Source : Service hygiène et salubrité mairie Yagoua, janvier 2018
Tableau 1: Ressources disponibles dans le service d’hygiène et salubrité en janvier 2018
Les entretiens avec l’agent comptable de la commune font apparaitre, au regard du tableau I, une insuffisance en ressources humaines, financières et matériels roulants. Il y a seulement sept agents assignés à la collecte des déchets. Par conséquent, il existe une difficulté à collecter régulièrement les déchets domestiques dans l’ensemble du périmètre urbain. La difficulté à mettre en place des ouvrages servant de dépôt des déchets est à souligner. La répartition, dans le cas spécifique des bacs à ordures maçonnés, est inégale (cf. figure 2).
Figure 2. Inégale répartition des bacs à ordures dans la ville de Yagoua
Sur la base des observations de terrain et relevés GPS, il apparait au vu de la figure 2 que les efforts sont faits par l’autorité communale dans le processus de mise en place des ouvrages de collecte des déchets à Yagoua. Cependant, ils sont inégalement répartis. Ces bacs qui servent de lieux de dépôts des déchets domestiques sont des pavés droits ou parallélépipèdes rectangles posés le long des axes principaux de certaines rues secondaires : axe carrefour lion- ancien Lamidat-Danayré ; axe antenne communale Elécam-Sabongari-Danayré ou tout simplement sur des carrefours à deux ou trois voies favorisant l’accès aux tricycles de la commune : Tikoro-Evéché (paroisse Saint Paul), carrefour Joli Soir, Fall night-club, Accra Sabongari, école publique Sabaongari.
Il faut remarquer que la gestion des déchets domestiques revient en grande partie à la collectivité territoriale décentralisée qu’est la commune de Yagoua. Elle s’attèle à construire des bacs selon des critères axés sur la facilité d’accès aux agents du service d’hygiène et salubrité. La capacité de ces ouvrages n’est pas négligeable. Leurs volumes exprimés en mètre cube se calculent en multipliant la longueur par la largeur par la hauteur suivant la formule : Volume du pavé = L×l×h où L est la longueur ; l, la largeur et h la hauteur
Des 17 bacs à ordures construits dans le périmètre de Yagoua, la prise des dimensions de 9 (neuf) d’entre eux, à l’aide d’un décamètre relève des longueurs comprises entre 2,50 à 2,75 mètres, les largeurs entre 1,43 à 2,85 mètres et des hauteurs variantes entre 1,47 à 2,54 mètres; pour des volumes compris approximativement entre 9,98 à 11 mètres cubes. Ce qui laisse sous-entendre que ces ouvrages peuvent contenir une importante quantité de déchets domestiques. Malheureusement, les populations excellent dans l’incivisme. Elles déversent régulièrement leurs déchets hors des bacs.
Déchets déversés hors des bacs installés et incinération à ciel ouvert
Typologie des déchets produits : Un tri fait des déchets régulièrement produits par les populations enquêtées dans les 8 quartiers de la ville de Yagoua conclu qu’ils sont largement constitués des résidus d’aliments. Il s’agit, entre autre, des restes d’aliments, les cendres et fumiers, les produits d’emballage : le papier et le carton, le verre, la porcelaine, la ferraille constituée en majorité par les boites de conserve, le textile, les crottins d’animaux, les animaux morts, les feuilles sèches provenant du nettoiement des cours et des jardins privés, le cuir et le caoutchouc, les matières synthétiques, les débris de bois, les cailloux et le sable.

** Données brutes **
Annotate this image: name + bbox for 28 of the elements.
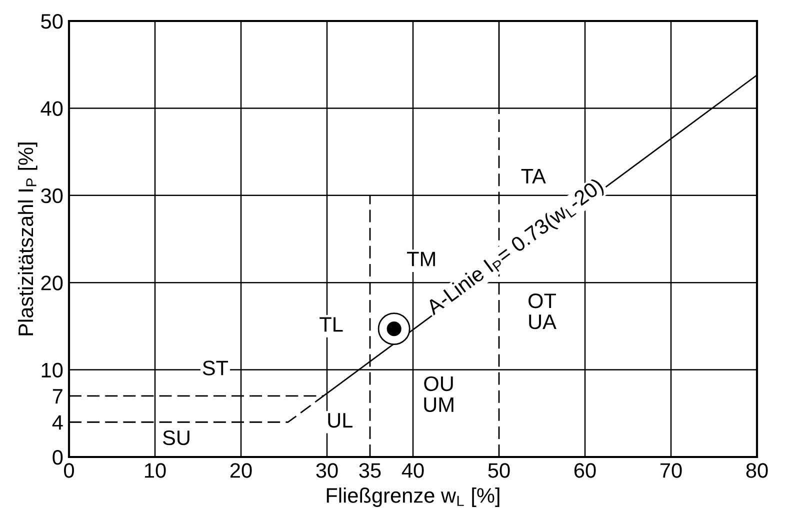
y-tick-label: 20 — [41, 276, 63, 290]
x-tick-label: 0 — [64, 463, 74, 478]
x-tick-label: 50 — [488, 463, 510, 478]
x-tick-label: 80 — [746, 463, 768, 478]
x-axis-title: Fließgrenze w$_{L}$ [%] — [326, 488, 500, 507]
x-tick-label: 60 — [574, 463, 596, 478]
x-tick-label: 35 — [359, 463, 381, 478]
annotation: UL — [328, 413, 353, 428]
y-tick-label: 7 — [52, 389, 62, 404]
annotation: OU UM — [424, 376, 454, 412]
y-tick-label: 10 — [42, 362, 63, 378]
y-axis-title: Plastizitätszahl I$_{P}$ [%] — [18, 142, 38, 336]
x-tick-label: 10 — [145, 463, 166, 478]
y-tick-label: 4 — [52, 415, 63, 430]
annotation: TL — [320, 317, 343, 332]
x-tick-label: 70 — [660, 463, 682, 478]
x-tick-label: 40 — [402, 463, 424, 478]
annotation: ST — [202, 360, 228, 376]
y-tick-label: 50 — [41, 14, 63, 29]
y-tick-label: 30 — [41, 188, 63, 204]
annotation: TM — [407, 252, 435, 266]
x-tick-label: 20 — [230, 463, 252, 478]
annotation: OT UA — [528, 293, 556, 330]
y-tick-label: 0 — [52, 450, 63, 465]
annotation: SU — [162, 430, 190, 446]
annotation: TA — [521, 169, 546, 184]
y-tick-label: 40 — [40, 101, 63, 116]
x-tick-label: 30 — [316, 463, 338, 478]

--

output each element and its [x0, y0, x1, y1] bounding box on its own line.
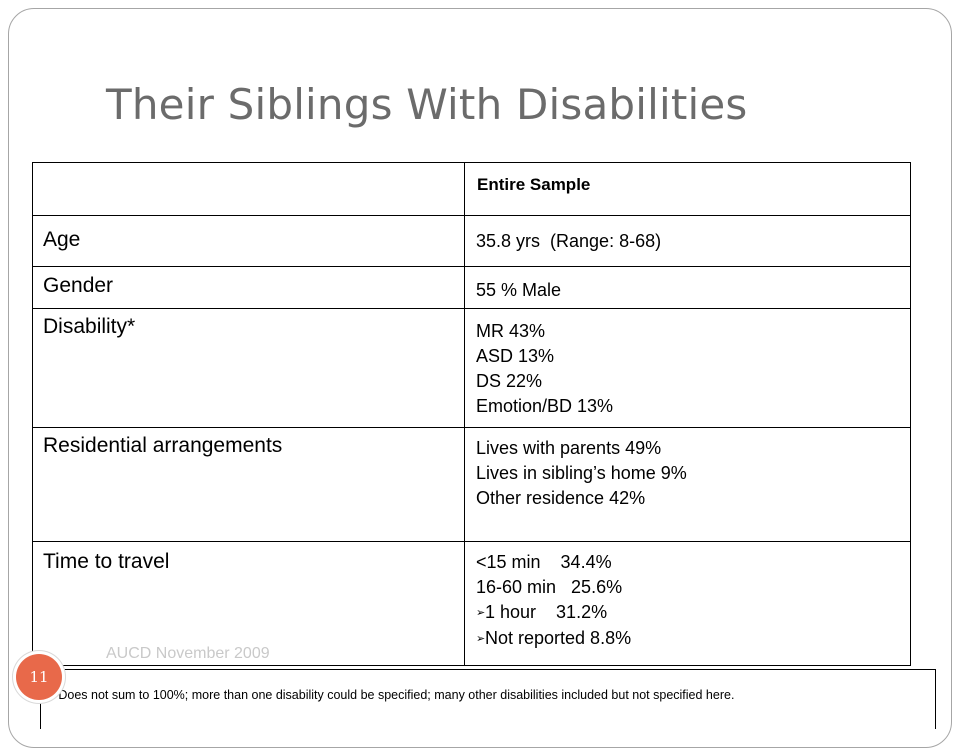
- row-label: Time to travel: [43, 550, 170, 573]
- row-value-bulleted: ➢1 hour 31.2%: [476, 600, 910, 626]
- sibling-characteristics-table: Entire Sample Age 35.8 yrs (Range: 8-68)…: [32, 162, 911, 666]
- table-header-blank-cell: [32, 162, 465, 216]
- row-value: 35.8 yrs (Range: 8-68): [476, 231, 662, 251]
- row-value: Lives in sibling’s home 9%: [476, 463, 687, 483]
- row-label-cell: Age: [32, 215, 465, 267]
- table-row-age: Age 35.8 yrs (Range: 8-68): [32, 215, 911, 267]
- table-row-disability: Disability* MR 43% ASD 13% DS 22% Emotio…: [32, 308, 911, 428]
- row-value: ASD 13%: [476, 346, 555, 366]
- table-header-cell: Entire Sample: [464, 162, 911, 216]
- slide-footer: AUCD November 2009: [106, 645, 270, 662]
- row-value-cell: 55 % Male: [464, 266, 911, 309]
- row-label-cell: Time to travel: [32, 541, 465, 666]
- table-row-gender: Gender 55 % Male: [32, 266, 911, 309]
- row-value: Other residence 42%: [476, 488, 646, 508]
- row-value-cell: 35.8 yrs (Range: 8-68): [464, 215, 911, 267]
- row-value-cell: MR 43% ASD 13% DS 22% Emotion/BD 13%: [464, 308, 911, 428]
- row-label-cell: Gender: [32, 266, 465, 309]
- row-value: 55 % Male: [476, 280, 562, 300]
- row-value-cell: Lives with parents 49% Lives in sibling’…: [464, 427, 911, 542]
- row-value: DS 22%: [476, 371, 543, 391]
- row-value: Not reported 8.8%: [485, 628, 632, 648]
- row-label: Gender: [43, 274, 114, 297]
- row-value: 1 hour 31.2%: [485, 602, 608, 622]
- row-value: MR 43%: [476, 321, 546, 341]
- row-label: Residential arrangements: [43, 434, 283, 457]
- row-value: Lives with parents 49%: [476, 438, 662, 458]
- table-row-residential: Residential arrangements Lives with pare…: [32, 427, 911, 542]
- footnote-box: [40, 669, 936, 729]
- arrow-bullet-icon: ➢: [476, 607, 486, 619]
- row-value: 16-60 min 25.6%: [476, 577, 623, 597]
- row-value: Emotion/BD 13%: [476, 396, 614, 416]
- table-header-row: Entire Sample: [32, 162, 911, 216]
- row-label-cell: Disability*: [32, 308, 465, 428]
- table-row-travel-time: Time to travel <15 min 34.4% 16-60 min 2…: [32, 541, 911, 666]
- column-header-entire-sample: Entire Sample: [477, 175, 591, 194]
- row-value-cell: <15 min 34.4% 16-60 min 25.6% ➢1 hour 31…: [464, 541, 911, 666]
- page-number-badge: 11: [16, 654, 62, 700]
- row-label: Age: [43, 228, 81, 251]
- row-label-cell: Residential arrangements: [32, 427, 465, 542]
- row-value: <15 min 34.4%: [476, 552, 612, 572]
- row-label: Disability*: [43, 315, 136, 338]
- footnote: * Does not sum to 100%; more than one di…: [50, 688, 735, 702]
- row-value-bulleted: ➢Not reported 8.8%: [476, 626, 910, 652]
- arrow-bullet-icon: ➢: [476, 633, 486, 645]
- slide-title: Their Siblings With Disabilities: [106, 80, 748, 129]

--

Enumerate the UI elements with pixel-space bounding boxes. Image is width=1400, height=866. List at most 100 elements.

** Exercice court 1 **
Dans l'extrait sur les déchets de Yagoua, quels carrefours sont cités comme emplacements des bacs facilitant l'accès aux tricycles de la commune ?
** Exercice court 2 **
Prolongez l'extrait sur les déchets de Yagoua au-delà de sa dernière phrase.

** Réponse 1 **
Tikoro-Evéché (paroisse Saint Paul) ; carrefour Joli Soir ; Fall night-club ; Accra Sabongari ; école publique Sabaongari.

** Réponse 2 **
Incivisme social des populations : Productrices de déchets domestiques, les populations urbaines sont appelées au strict respect des conditions de mise en poubelle devant leur concession et dans les sites de dépôt. Elles sont aussi soumises au respect des normes d’hygiène publique, au paiement des redevances et taxes, à la participation aux activités de salubrités et d’hygiène du quartier. Cependant, malgré les efforts faits par l’exécutif communal, les populations adoptent des comportements inciviques caractérisés par le rejet des déchets hors des bacs construits (cf. photo 1) ou préfèrent plus les incinérer (cf. photo 2).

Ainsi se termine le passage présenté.